- PROMPT
Render every line of each of the following records as a JSON list of strings, one string per line, leaving out blank lines.

- GIVEN ENTRIES
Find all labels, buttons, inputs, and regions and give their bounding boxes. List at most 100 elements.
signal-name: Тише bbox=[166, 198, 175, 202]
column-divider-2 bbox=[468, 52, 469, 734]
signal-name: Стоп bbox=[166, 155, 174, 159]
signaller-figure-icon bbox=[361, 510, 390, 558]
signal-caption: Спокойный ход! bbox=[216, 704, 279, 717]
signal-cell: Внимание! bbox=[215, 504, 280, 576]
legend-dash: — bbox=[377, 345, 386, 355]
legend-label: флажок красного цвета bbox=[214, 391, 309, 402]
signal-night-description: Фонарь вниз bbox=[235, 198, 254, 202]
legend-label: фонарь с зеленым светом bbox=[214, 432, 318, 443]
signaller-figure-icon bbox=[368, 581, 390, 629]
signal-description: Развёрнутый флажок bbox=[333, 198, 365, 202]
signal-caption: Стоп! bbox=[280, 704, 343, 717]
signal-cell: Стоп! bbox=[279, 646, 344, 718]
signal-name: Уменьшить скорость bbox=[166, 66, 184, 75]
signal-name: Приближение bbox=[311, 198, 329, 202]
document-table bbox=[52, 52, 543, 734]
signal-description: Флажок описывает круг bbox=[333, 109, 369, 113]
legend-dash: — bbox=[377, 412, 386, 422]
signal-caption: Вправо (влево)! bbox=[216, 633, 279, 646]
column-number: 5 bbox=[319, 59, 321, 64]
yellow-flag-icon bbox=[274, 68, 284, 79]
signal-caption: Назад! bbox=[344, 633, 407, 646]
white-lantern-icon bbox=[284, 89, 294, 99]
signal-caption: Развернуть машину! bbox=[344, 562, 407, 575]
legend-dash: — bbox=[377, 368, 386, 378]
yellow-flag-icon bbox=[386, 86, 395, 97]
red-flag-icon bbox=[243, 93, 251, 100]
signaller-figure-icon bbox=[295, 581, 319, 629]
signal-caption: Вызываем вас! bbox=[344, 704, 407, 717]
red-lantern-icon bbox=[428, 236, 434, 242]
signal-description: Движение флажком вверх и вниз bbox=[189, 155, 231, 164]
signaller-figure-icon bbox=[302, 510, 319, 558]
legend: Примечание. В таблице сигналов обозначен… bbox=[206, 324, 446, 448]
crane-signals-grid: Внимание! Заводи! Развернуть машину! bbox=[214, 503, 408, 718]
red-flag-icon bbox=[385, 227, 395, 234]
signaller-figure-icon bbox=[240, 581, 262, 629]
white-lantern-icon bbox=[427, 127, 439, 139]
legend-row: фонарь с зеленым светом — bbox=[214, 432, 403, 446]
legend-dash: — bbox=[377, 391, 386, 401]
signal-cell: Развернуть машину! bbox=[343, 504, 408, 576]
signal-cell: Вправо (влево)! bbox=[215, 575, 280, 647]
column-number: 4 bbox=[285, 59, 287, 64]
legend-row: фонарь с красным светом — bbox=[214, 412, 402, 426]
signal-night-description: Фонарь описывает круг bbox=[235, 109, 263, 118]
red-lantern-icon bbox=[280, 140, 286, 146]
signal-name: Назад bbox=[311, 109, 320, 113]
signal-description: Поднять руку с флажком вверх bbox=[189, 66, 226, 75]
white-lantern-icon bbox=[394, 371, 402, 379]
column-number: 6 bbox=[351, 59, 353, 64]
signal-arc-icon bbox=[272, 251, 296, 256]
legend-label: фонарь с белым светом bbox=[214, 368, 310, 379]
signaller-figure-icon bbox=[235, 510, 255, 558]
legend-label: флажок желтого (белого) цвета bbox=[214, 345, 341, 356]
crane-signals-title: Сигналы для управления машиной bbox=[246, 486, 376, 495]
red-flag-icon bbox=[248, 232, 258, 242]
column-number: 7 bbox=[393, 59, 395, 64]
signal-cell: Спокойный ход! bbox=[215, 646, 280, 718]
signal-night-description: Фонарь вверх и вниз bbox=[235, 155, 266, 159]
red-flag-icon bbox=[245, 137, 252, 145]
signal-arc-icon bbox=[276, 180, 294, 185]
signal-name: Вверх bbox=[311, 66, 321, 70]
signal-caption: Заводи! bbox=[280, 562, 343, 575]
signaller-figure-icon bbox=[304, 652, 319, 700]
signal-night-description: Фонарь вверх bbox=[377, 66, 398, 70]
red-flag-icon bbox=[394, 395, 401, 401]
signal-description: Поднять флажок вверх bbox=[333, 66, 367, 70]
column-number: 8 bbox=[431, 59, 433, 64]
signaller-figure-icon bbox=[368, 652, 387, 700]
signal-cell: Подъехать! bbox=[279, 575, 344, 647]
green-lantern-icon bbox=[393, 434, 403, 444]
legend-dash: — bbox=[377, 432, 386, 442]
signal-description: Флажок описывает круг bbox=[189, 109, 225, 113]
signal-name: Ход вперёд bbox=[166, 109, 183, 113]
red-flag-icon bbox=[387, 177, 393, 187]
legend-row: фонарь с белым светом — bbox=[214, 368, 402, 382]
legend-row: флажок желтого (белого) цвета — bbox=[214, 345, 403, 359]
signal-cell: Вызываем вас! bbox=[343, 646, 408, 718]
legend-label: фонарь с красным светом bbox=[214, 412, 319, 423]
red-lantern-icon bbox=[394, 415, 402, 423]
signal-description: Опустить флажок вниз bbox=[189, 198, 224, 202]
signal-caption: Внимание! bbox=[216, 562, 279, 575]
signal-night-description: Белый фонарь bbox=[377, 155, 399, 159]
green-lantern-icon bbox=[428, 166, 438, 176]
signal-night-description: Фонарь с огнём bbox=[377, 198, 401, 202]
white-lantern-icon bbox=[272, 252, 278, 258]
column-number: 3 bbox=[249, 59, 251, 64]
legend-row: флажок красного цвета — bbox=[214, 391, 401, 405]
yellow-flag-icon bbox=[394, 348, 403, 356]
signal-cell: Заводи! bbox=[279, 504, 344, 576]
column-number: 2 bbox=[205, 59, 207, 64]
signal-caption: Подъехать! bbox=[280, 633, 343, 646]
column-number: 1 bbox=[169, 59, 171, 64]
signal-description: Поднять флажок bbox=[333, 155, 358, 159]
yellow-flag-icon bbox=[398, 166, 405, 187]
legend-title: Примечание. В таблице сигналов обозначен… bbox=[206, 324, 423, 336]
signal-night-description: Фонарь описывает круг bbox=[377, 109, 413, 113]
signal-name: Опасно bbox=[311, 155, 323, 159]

- SOLUTION TO THIS EXERCISE
[
  "Find all labels, buttons, inputs, and regions and give their bounding boxes. List at most 100 elements.",
  "signal-name: Тише bbox=[166, 198, 175, 202]",
  "column-divider-2 bbox=[468, 52, 469, 734]",
  "signal-name: Стоп bbox=[166, 155, 174, 159]",
  "signaller-figure-icon bbox=[361, 510, 390, 558]",
  "signal-caption: Спокойный ход! bbox=[216, 704, 279, 717]",
  "signal-cell: Внимание! bbox=[215, 504, 280, 576]",
  "legend-dash: — bbox=[377, 345, 386, 355]",
  "legend-label: флажок красного цвета bbox=[214, 391, 309, 402]",
  "signal-night-description: Фонарь вниз bbox=[235, 198, 254, 202]",
  "legend-label: фонарь с зеленым светом bbox=[214, 432, 318, 443]",
  "signaller-figure-icon bbox=[368, 581, 390, 629]",
  "signal-description: Развёрнутый флажок bbox=[333, 198, 365, 202]",
  "signal-caption: Стоп! bbox=[280, 704, 343, 717]",
  "signal-cell: Стоп! bbox=[279, 646, 344, 718]",
  "signal-name: Уменьшить скорость bbox=[166, 66, 184, 75]",
  "signal-name: Приближение bbox=[311, 198, 329, 202]",
  "document-table bbox=[52, 52, 543, 734]",
  "signal-description: Флажок описывает круг bbox=[333, 109, 369, 113]",
  "legend-dash: — bbox=[377, 412, 386, 422]",
  "signal-caption: Вправо (влево)! bbox=[216, 633, 279, 646]",
  "column-number: 5 bbox=[319, 59, 321, 64]",
  "yellow-flag-icon bbox=[274, 68, 284, 79]",
  "signal-caption: Назад! bbox=[344, 633, 407, 646]",
  "white-lantern-icon bbox=[284, 89, 294, 99]",
  "signal-caption: Развернуть машину! bbox=[344, 562, 407, 575]",
  "legend-dash: — bbox=[377, 368, 386, 378]",
  "yellow-flag-icon bbox=[386, 86, 395, 97]",
  "red-flag-icon bbox=[243, 93, 251, 100]",
  "signaller-figure-icon bbox=[295, 581, 319, 629]",
  "signal-caption: Вызываем вас! bbox=[344, 704, 407, 717]",
  "red-lantern-icon bbox=[428, 236, 434, 242]",
  "signal-description: Движение флажком вверх и вниз bbox=[189, 155, 231, 164]",
  "signaller-figure-icon bbox=[302, 510, 319, 558]",
  "legend: Примечание. В таблице сигналов обозначен… bbox=[206, 324, 446, 448]",
  "crane-signals-grid: Внимание! Заводи! Развернуть машину! bbox=[214, 503, 408, 718]",
  "red-flag-icon bbox=[385, 227, 395, 234]",
  "signaller-figure-icon bbox=[240, 581, 262, 629]",
  "white-lantern-icon bbox=[427, 127, 439, 139]",
  "legend-row: фонарь с зеленым светом — bbox=[214, 432, 403, 446]",
  "legend-dash: — bbox=[377, 391, 386, 401]",
  "signal-cell: Развернуть машину! bbox=[343, 504, 408, 576]",
  "signal-cell: Вправо (влево)! bbox=[215, 575, 280, 647]",
  "column-number: 4 bbox=[285, 59, 287, 64]",
  "legend-row: фонарь с красным светом — bbox=[214, 412, 402, 426]",
  "signal-night-description: Фонарь описывает круг bbox=[235, 109, 263, 118]",
  "red-lantern-icon bbox=[280, 140, 286, 146]",
  "signal-name: Назад bbox=[311, 109, 320, 113]",
  "signal-description: Поднять руку с флажком вверх bbox=[189, 66, 226, 75]",
  "white-lantern-icon bbox=[394, 371, 402, 379]",
  "column-number: 6 bbox=[351, 59, 353, 64]",
  "signal-arc-icon bbox=[272, 251, 296, 256]",
  "legend-label: фонарь с белым светом bbox=[214, 368, 310, 379]",
  "signaller-figure-icon bbox=[235, 510, 255, 558]",
  "legend-label: флажок желтого (белого) цвета bbox=[214, 345, 341, 356]",
  "crane-signals-title: Сигналы для управления машиной bbox=[246, 486, 376, 495]",
  "red-flag-icon bbox=[248, 232, 258, 242]",
  "column-number: 7 bbox=[393, 59, 395, 64]",
  "signal-cell: Спокойный ход! bbox=[215, 646, 280, 718]",
  "signal-night-description: Фонарь вверх и вниз bbox=[235, 155, 266, 159]",
  "red-flag-icon bbox=[245, 137, 252, 145]",
  "signal-arc-icon bbox=[276, 180, 294, 185]",
  "signal-name: Вверх bbox=[311, 66, 321, 70]",
  "signal-caption: Заводи! bbox=[280, 562, 343, 575]",
  "signaller-figure-icon bbox=[304, 652, 319, 700]",
  "signal-night-description: Фонарь вверх bbox=[377, 66, 398, 70]",
  "red-flag-icon bbox=[394, 395, 401, 401]",
  "signal-description: Поднять флажок вверх bbox=[333, 66, 367, 70]",
  "column-number: 8 bbox=[431, 59, 433, 64]",
  "signaller-figure-icon bbox=[368, 652, 387, 700]",
  "signal-cell: Подъехать! bbox=[279, 575, 344, 647]",
  "green-lantern-icon bbox=[393, 434, 403, 444]",
  "legend-dash: — bbox=[377, 432, 386, 442]",
  "signal-description: Флажок описывает круг bbox=[189, 109, 225, 113]",
  "signal-name: Ход вперёд bbox=[166, 109, 183, 113]",
  "red-flag-icon bbox=[387, 177, 393, 187]",
  "legend-row: фонарь с белым светом — bbox=[214, 368, 402, 382]",
  "legend-row: флажок желтого (белого) цвета — bbox=[214, 345, 403, 359]",
  "signal-cell: Вызываем вас! bbox=[343, 646, 408, 718]",
  "legend-label: фонарь с красным светом bbox=[214, 412, 319, 423]",
  "red-lantern-icon bbox=[394, 415, 402, 423]",
  "signal-description: Опустить флажок вниз bbox=[189, 198, 224, 202]",
  "signal-caption: Внимание! bbox=[216, 562, 279, 575]",
  "signal-night-description: Белый фонарь bbox=[377, 155, 399, 159]",
  "green-lantern-icon bbox=[428, 166, 438, 176]",
  "signal-night-description: Фонарь с огнём bbox=[377, 198, 401, 202]",
  "white-lantern-icon bbox=[272, 252, 278, 258]",
  "column-number: 3 bbox=[249, 59, 251, 64]",
  "legend-row: флажок красного цвета — bbox=[214, 391, 401, 405]",
  "yellow-flag-icon bbox=[394, 348, 403, 356]",
  "signal-cell: Заводи! bbox=[279, 504, 344, 576]",
  "column-number: 2 bbox=[205, 59, 207, 64]",
  "signal-caption: Подъехать! bbox=[280, 633, 343, 646]",
  "column-number: 1 bbox=[169, 59, 171, 64]",
  "signal-description: Поднять флажок bbox=[333, 155, 358, 159]",
  "yellow-flag-icon bbox=[398, 166, 405, 187]",
  "legend-title: Примечание. В таблице сигналов обозначен… bbox=[206, 324, 423, 336]",
  "signal-night-description: Фонарь описывает круг bbox=[377, 109, 413, 113]",
  "signal-name: Опасно bbox=[311, 155, 323, 159]"
]